Items from a figure collection
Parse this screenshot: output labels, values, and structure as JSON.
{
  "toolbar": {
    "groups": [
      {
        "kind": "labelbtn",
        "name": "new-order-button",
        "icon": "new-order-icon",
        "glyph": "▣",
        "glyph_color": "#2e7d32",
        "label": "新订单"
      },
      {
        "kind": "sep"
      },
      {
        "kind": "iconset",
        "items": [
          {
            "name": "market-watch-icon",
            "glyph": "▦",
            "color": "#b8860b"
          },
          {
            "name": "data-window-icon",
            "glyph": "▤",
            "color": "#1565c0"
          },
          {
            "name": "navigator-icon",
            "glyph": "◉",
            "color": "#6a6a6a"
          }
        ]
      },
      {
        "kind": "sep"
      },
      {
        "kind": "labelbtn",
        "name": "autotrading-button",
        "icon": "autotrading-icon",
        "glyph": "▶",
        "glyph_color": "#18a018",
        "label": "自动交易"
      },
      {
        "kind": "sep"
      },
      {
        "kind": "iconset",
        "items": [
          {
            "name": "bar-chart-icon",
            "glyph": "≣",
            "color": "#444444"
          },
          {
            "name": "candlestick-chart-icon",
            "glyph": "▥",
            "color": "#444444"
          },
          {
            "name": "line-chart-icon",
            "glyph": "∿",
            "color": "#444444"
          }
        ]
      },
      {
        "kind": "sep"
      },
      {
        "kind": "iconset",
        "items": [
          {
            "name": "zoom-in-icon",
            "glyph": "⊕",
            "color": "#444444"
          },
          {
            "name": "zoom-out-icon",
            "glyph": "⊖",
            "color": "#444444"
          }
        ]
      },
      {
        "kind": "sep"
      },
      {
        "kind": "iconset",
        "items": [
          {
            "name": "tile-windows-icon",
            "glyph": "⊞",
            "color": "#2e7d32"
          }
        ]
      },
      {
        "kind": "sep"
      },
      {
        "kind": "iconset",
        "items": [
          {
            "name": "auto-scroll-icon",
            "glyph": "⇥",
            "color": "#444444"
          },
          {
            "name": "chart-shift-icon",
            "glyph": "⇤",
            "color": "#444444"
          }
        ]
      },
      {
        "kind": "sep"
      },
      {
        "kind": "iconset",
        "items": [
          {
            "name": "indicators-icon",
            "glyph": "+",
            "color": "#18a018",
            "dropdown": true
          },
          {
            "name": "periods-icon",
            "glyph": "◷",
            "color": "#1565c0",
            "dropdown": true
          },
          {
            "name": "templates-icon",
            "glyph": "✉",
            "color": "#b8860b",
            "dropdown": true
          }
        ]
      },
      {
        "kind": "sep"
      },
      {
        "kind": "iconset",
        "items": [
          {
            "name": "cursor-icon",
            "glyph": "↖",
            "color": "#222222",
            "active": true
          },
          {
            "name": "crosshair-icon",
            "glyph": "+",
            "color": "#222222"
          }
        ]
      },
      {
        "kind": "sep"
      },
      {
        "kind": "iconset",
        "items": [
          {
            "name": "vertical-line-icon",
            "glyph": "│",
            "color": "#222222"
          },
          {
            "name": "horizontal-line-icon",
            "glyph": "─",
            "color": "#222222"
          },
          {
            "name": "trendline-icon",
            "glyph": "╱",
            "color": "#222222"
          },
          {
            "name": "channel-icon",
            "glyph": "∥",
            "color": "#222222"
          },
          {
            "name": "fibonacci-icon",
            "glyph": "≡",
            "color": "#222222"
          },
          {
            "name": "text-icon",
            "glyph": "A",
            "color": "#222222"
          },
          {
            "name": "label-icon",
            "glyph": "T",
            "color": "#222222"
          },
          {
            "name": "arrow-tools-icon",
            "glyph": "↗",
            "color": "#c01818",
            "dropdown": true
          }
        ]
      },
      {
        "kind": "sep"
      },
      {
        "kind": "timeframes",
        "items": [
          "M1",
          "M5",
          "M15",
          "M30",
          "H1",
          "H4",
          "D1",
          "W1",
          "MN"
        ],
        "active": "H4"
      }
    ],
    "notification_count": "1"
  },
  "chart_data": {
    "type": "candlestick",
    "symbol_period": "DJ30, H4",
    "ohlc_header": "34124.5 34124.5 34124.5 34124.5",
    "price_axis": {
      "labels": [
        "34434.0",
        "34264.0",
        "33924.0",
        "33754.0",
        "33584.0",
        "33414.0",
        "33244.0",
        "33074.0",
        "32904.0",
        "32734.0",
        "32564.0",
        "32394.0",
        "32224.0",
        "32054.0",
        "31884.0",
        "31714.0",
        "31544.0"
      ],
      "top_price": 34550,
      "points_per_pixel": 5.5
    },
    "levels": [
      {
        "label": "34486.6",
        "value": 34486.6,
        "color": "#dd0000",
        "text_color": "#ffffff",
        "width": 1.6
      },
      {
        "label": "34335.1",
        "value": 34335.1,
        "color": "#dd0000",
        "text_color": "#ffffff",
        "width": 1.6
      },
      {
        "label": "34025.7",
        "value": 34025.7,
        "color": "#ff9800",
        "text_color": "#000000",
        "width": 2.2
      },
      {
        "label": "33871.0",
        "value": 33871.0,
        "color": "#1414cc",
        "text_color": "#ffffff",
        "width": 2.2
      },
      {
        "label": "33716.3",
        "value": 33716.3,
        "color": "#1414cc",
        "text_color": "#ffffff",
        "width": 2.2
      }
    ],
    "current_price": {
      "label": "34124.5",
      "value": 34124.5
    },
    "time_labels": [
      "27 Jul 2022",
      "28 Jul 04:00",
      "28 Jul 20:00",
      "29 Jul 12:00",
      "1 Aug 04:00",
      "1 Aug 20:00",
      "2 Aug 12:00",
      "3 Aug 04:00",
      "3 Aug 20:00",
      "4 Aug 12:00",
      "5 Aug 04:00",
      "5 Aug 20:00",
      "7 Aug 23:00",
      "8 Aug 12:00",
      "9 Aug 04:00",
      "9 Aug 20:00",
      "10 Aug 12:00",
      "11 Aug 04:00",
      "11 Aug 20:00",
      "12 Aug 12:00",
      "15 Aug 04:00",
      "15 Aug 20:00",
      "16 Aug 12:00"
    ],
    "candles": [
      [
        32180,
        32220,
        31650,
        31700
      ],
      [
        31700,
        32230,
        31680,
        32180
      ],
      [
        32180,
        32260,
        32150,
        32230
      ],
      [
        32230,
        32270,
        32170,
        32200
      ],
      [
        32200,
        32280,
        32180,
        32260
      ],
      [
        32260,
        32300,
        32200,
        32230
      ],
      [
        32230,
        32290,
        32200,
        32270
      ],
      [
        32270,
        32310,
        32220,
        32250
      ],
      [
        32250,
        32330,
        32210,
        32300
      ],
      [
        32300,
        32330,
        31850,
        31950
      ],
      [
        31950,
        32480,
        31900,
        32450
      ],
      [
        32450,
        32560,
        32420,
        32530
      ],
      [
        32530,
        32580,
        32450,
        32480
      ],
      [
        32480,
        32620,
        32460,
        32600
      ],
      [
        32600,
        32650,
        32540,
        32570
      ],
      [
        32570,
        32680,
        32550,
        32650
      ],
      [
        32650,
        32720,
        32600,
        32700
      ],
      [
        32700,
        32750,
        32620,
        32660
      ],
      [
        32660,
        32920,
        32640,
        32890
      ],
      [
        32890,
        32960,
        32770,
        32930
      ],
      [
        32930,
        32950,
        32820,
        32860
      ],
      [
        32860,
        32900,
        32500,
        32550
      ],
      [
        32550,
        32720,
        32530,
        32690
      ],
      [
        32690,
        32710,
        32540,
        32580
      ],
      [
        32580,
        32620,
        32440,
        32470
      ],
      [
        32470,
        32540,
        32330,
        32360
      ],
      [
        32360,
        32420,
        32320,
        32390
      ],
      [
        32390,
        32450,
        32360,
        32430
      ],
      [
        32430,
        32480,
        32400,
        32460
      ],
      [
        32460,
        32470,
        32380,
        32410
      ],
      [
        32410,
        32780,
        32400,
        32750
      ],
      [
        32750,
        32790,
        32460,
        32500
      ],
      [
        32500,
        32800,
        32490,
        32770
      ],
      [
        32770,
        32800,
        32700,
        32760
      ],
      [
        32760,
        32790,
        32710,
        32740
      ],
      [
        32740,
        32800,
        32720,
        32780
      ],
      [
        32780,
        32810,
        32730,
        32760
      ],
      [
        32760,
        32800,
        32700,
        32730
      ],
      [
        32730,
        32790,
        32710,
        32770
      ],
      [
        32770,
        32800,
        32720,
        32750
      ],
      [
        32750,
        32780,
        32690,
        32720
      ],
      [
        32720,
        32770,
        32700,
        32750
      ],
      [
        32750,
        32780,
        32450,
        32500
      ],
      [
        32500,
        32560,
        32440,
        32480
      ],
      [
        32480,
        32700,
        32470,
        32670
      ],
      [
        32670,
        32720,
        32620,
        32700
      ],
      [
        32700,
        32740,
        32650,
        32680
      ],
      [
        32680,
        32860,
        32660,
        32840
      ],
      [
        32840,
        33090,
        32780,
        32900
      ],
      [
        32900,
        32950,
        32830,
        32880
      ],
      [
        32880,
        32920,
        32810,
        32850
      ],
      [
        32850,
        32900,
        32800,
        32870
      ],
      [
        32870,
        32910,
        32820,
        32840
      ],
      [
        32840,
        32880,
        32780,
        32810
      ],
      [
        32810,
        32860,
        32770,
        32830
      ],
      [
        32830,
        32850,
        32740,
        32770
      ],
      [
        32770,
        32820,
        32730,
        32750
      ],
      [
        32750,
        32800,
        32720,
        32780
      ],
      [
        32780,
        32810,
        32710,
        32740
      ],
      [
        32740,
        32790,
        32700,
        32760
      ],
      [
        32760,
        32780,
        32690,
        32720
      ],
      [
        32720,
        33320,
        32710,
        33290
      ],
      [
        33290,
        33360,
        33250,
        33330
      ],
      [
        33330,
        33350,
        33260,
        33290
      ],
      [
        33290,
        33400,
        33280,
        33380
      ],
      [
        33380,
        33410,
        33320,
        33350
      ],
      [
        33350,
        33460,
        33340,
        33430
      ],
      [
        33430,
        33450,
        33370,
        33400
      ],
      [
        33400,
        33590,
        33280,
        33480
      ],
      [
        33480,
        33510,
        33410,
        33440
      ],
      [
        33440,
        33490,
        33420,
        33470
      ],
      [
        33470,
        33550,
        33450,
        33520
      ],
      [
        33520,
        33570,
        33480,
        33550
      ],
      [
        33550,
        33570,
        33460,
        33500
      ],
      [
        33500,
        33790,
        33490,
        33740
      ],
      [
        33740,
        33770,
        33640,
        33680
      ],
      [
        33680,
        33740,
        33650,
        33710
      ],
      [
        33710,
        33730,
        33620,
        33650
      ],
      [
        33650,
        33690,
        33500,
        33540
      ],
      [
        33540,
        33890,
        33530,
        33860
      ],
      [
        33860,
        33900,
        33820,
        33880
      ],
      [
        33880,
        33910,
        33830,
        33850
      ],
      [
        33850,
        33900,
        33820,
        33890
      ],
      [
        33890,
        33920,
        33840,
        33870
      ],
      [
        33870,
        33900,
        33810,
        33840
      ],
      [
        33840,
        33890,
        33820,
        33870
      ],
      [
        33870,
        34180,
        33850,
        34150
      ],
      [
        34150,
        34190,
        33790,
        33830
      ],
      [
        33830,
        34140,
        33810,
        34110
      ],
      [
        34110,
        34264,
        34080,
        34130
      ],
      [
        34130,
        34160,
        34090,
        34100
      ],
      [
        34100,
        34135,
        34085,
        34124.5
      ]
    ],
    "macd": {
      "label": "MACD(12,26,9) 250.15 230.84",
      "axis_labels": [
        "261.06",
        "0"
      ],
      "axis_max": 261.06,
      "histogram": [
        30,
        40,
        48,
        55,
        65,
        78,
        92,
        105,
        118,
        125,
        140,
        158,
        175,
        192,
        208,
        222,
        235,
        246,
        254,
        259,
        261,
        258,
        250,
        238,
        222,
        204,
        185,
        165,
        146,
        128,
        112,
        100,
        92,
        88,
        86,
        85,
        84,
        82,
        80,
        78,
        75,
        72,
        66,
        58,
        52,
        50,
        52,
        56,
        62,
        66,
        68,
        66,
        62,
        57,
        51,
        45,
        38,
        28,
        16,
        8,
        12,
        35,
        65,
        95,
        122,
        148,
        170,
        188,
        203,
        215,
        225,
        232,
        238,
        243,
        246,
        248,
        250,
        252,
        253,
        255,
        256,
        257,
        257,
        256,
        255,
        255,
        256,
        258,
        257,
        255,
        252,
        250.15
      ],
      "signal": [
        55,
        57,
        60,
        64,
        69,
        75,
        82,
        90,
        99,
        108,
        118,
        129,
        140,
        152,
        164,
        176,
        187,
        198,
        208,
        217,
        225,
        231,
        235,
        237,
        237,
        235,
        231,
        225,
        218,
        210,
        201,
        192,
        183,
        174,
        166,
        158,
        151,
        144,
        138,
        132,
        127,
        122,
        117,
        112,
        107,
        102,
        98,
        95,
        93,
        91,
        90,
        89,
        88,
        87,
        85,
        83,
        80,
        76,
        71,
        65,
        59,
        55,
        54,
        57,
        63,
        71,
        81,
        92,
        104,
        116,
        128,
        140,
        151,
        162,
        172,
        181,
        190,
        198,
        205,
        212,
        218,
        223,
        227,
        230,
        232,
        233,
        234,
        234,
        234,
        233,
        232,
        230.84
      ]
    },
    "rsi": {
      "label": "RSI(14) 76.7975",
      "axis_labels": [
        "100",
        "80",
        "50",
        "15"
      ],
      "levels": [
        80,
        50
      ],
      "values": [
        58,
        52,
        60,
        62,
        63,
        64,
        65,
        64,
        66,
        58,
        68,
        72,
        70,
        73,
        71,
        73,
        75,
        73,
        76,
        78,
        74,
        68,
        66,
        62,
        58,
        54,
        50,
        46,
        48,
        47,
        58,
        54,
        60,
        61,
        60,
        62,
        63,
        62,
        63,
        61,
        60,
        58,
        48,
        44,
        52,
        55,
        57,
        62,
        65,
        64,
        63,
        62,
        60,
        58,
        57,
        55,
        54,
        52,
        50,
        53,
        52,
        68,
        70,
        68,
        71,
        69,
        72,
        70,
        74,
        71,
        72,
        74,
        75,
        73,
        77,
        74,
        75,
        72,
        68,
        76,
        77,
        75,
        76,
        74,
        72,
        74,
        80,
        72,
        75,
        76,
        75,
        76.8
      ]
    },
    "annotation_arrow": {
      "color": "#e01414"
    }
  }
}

Task description
Every line holding "autotrading" should be copied out.

Complete output
        "name": "autotrading-button",
        "icon": "autotrading-icon",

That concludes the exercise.